_AIM_
Give the number of lines that include the string "circuito", nothing more.

--- Start EXCERPTED DATA ---

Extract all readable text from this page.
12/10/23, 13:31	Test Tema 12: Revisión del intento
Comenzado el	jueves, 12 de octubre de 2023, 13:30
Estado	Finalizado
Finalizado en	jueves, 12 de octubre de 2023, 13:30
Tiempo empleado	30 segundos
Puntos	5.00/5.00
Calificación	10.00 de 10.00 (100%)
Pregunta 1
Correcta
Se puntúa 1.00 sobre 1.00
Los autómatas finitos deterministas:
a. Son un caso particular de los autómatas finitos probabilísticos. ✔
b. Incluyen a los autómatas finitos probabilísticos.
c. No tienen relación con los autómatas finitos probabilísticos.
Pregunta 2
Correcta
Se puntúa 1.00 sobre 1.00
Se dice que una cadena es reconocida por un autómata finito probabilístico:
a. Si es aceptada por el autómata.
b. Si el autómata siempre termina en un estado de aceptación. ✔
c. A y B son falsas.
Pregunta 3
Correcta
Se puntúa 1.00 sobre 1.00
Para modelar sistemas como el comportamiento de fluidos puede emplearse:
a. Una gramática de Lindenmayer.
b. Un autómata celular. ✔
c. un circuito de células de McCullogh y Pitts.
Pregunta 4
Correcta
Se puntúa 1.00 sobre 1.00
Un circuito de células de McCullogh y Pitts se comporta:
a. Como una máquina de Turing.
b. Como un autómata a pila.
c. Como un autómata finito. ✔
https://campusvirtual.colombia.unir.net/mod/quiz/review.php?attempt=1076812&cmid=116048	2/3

--- End EXCERPTED DATA ---

_COMPLETE ANSWER_
2